(Records contained in a dataset)
■ ■ ■

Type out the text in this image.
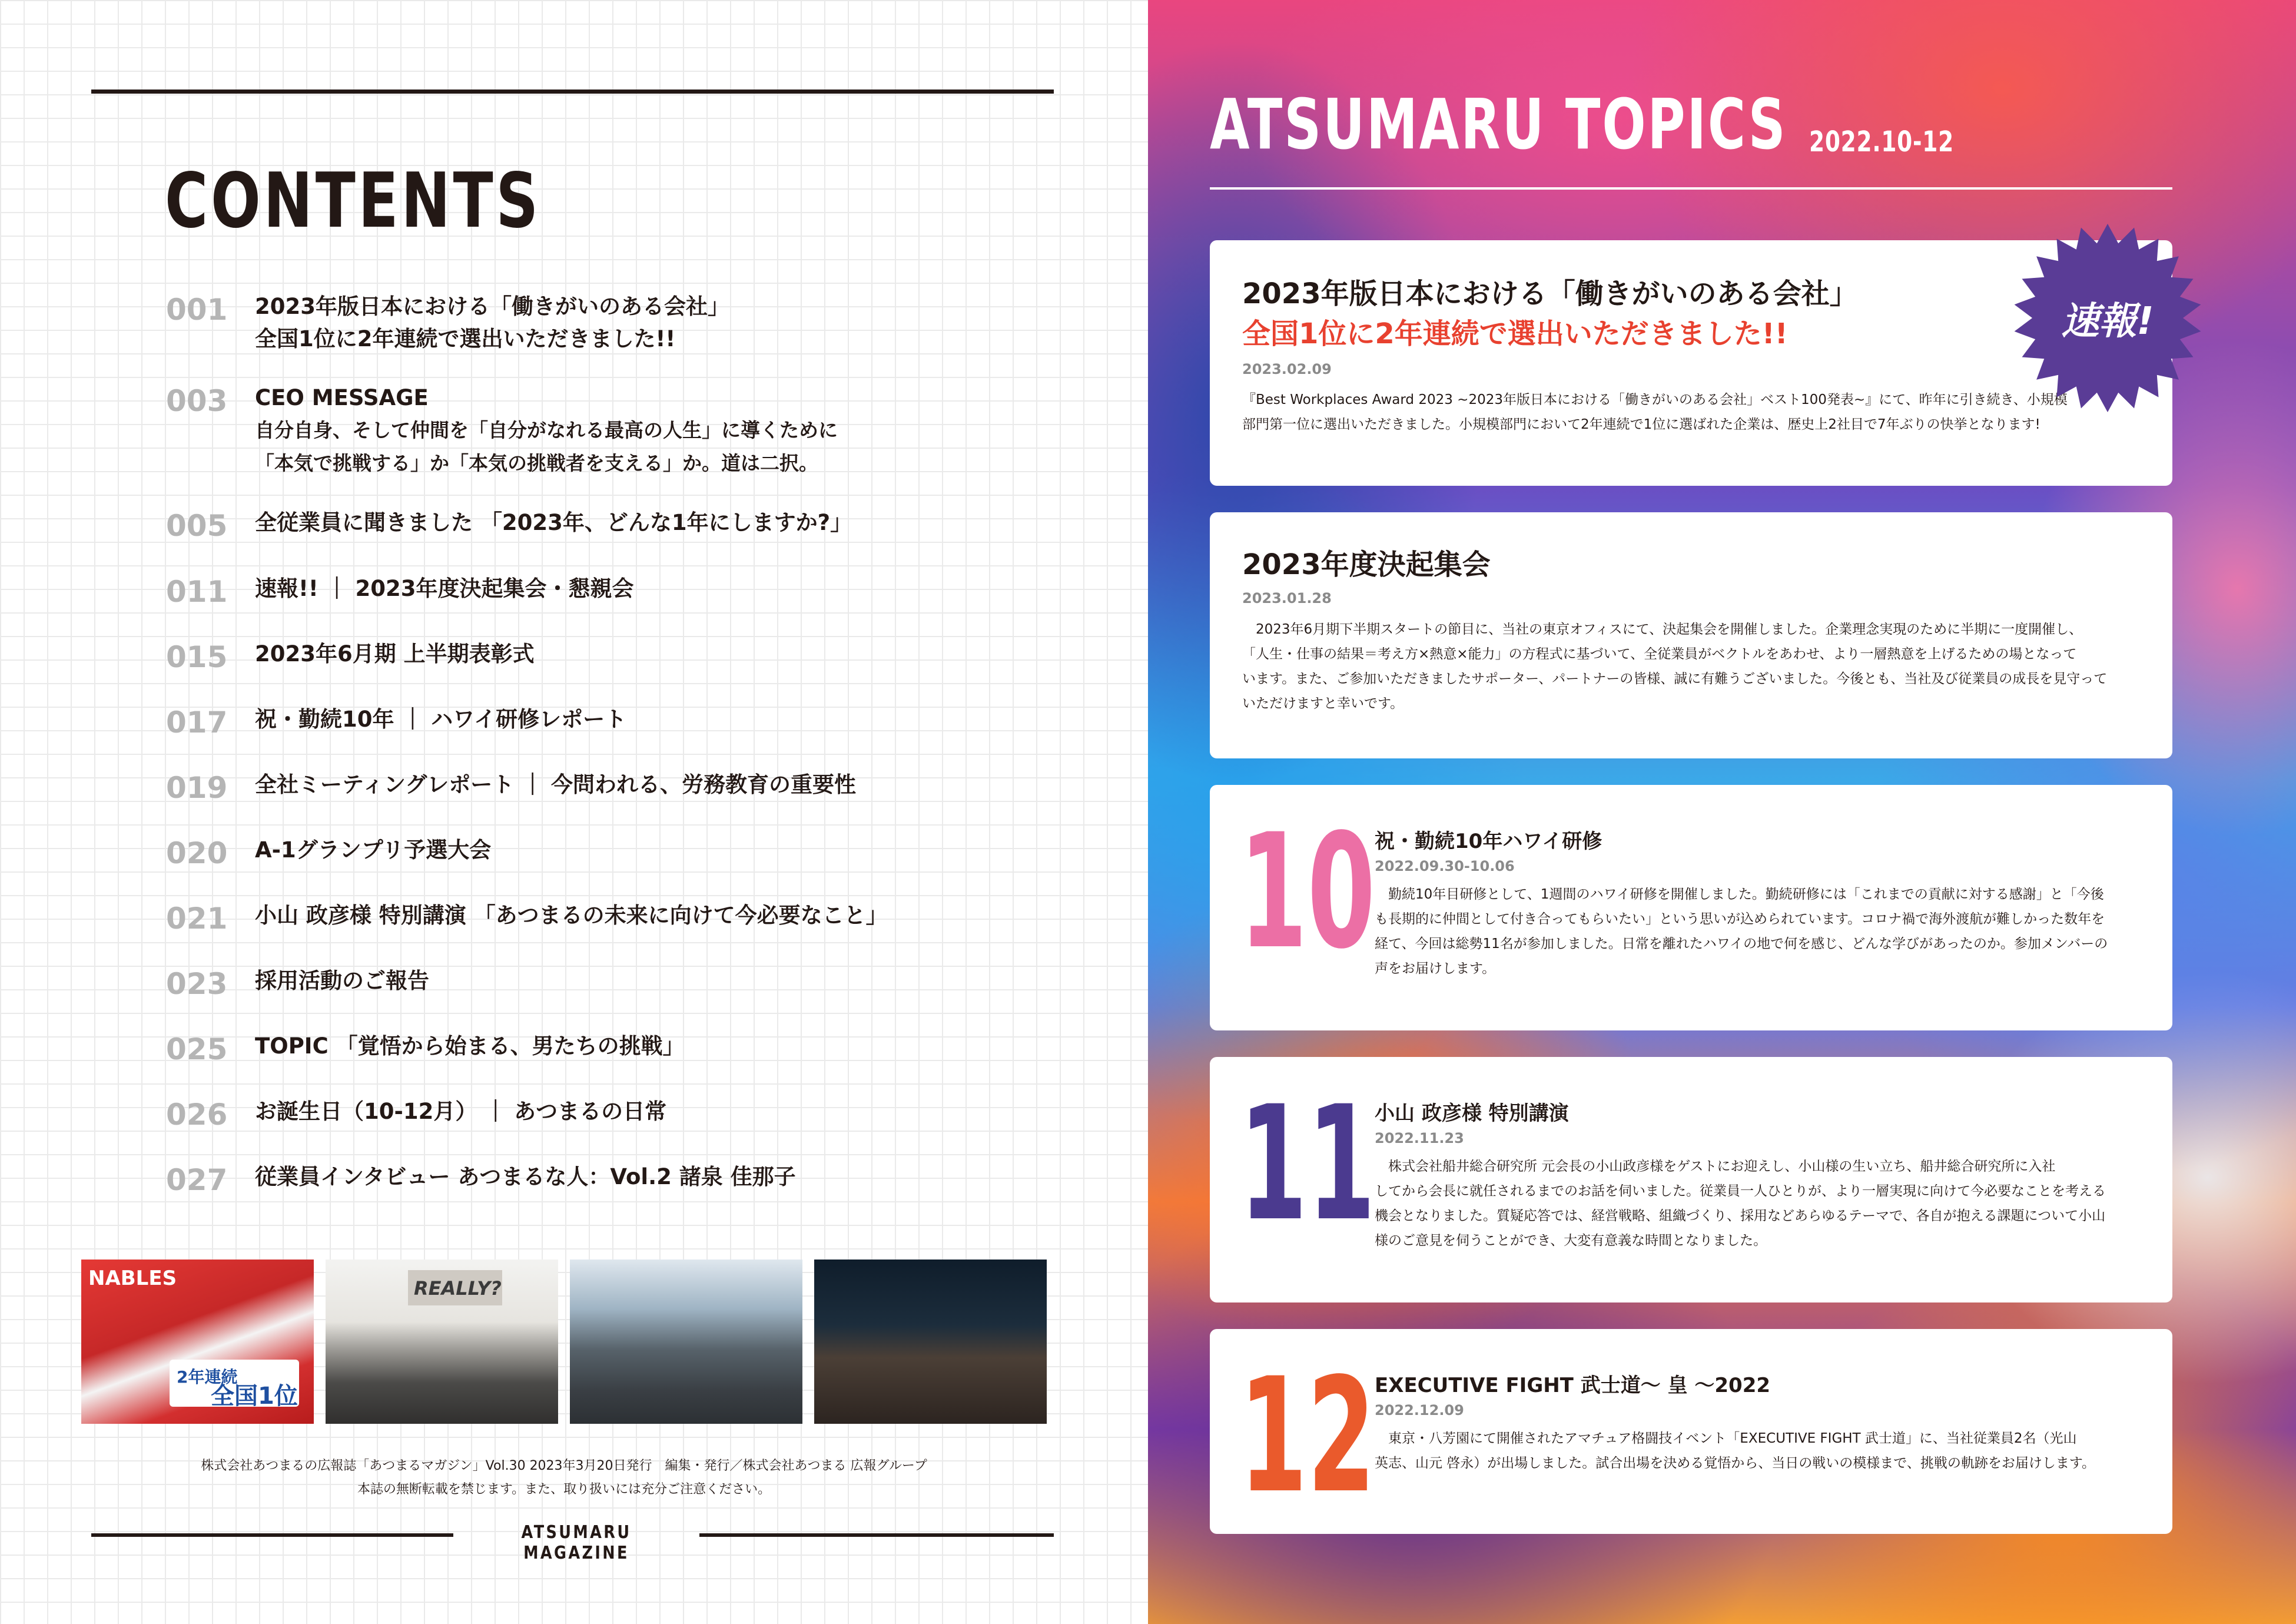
CONTENTS
001	2023年版日本における「働きがいのある会社」
全国1位に2年連続で選出いただきました!!
003	CEO MESSAGE
自分自身、そして仲間を「自分がなれる最高の人生」に導くために
「本気で挑戦する」か「本気の挑戦者を支える」か。道は二択。
005	全従業員に聞きました 「2023年、どんな1年にしますか?」
011	速報!! ｜ 2023年度決起集会・懇親会
015	2023年6月期 上半期表彰式
017	祝・勤続10年 ｜ ハワイ研修レポート
019	全社ミーティングレポート ｜ 今問われる、労務教育の重要性
020	A-1グランプリ予選大会
021	小山 政彦様 特別講演 「あつまるの未来に向けて今必要なこと」
023	採用活動のご報告
025	TOPIC 「覚悟から始まる、男たちの挑戦」
026	お誕生日（10-12月） ｜ あつまるの日常
027	従業員インタビュー あつまるな人：Vol.2 諸泉 佳那子
NABLES
2年連続
全国1位
REALLY?
株式会社あつまるの広報誌「あつまるマガジン」Vol.30 2023年3月20日発行　編集・発行／株式会社あつまる 広報グループ
本誌の無断転載を禁じます。また、取り扱いには充分ご注意ください。
ATSUMARU MAGAZINE
ATSUMARU TOPICS 2022.10-12
2023年版日本における「働きがいのある会社」
全国1位に2年連続で選出いただきました!!
2023.02.09
『Best Workplaces Award 2023 ~2023年版日本における「働きがいのある会社」ベスト100発表~』にて、昨年に引き続き、小規模
部門第一位に選出いただきました。小規模部門において2年連続で1位に選ばれた企業は、歴史上2社目で7年ぶりの快挙となります!
速報!
2023年度決起集会
2023.01.28
　2023年6月期下半期スタートの節目に、当社の東京オフィスにて、決起集会を開催しました。企業理念実現のために半期に一度開催し、
「人生・仕事の結果＝考え方×熱意×能力」の方程式に基づいて、全従業員がベクトルをあわせ、より一層熱意を上げるための場となって
います。また、ご参加いただきましたサポーター、パートナーの皆様、誠に有難うございました。今後とも、当社及び従業員の成長を見守って
いただけますと幸いです。
10
祝・勤続10年ハワイ研修
2022.09.30-10.06
　勤続10年目研修として、1週間のハワイ研修を開催しました。勤続研修には「これまでの貢献に対する感謝」と「今後
も長期的に仲間として付き合ってもらいたい」という思いが込められています。コロナ禍で海外渡航が難しかった数年を
経て、今回は総勢11名が参加しました。日常を離れたハワイの地で何を感じ、どんな学びがあったのか。参加メンバーの
声をお届けします。
11
小山 政彦様 特別講演
2022.11.23
　株式会社船井総合研究所 元会長の小山政彦様をゲストにお迎えし、小山様の生い立ち、船井総合研究所に入社
してから会長に就任されるまでのお話を伺いました。従業員一人ひとりが、より一層実現に向けて今必要なことを考える
機会となりました。質疑応答では、経営戦略、組織づくり、採用などあらゆるテーマで、各自が抱える課題について小山
様のご意見を伺うことができ、大変有意義な時間となりました。
12
EXECUTIVE FIGHT 武士道～ 皇 ～2022
2022.12.09
　東京・八芳園にて開催されたアマチュア格闘技イベント「EXECUTIVE FIGHT 武士道」に、当社従業員2名（光山
英志、山元 啓永）が出場しました。試合出場を決める覚悟から、当日の戦いの模様まで、挑戦の軌跡をお届けします。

■ ■ ■

Exercise: Each entry shown above must be quoted exactly, with its pictures left out.

Task response:
Type out the text in this image.
CONTENTS
001	2023年版日本における「働きがいのある会社」
全国1位に2年連続で選出いただきました!!
003	CEO MESSAGE
自分自身、そして仲間を「自分がなれる最高の人生」に導くために
「本気で挑戦する」か「本気の挑戦者を支える」か。道は二択。
005	全従業員に聞きました 「2023年、どんな1年にしますか?」
011	速報!! ｜ 2023年度決起集会・懇親会
015	2023年6月期 上半期表彰式
017	祝・勤続10年 ｜ ハワイ研修レポート
019	全社ミーティングレポート ｜ 今問われる、労務教育の重要性
020	A-1グランプリ予選大会
021	小山 政彦様 特別講演 「あつまるの未来に向けて今必要なこと」
023	採用活動のご報告
025	TOPIC 「覚悟から始まる、男たちの挑戦」
026	お誕生日（10-12月） ｜ あつまるの日常
027	従業員インタビュー あつまるな人：Vol.2 諸泉 佳那子
NABLES
2年連続
全国1位
REALLY?
株式会社あつまるの広報誌「あつまるマガジン」Vol.30 2023年3月20日発行　編集・発行／株式会社あつまる 広報グループ
本誌の無断転載を禁じます。また、取り扱いには充分ご注意ください。
ATSUMARU MAGAZINE
ATSUMARU TOPICS 2022.10-12
2023年版日本における「働きがいのある会社」
全国1位に2年連続で選出いただきました!!
2023.02.09
『Best Workplaces Award 2023 ~2023年版日本における「働きがいのある会社」ベスト100発表~』にて、昨年に引き続き、小規模
部門第一位に選出いただきました。小規模部門において2年連続で1位に選ばれた企業は、歴史上2社目で7年ぶりの快挙となります!
速報!
2023年度決起集会
2023.01.28
　2023年6月期下半期スタートの節目に、当社の東京オフィスにて、決起集会を開催しました。企業理念実現のために半期に一度開催し、
「人生・仕事の結果＝考え方×熱意×能力」の方程式に基づいて、全従業員がベクトルをあわせ、より一層熱意を上げるための場となって
います。また、ご参加いただきましたサポーター、パートナーの皆様、誠に有難うございました。今後とも、当社及び従業員の成長を見守って
いただけますと幸いです。
10
祝・勤続10年ハワイ研修
2022.09.30-10.06
　勤続10年目研修として、1週間のハワイ研修を開催しました。勤続研修には「これまでの貢献に対する感謝」と「今後
も長期的に仲間として付き合ってもらいたい」という思いが込められています。コロナ禍で海外渡航が難しかった数年を
経て、今回は総勢11名が参加しました。日常を離れたハワイの地で何を感じ、どんな学びがあったのか。参加メンバーの
声をお届けします。
11
小山 政彦様 特別講演
2022.11.23
　株式会社船井総合研究所 元会長の小山政彦様をゲストにお迎えし、小山様の生い立ち、船井総合研究所に入社
してから会長に就任されるまでのお話を伺いました。従業員一人ひとりが、より一層実現に向けて今必要なことを考える
機会となりました。質疑応答では、経営戦略、組織づくり、採用などあらゆるテーマで、各自が抱える課題について小山
様のご意見を伺うことができ、大変有意義な時間となりました。
12
EXECUTIVE FIGHT 武士道～ 皇 ～2022
2022.12.09
　東京・八芳園にて開催されたアマチュア格闘技イベント「EXECUTIVE FIGHT 武士道」に、当社従業員2名（光山
英志、山元 啓永）が出場しました。試合出場を決める覚悟から、当日の戦いの模様まで、挑戦の軌跡をお届けします。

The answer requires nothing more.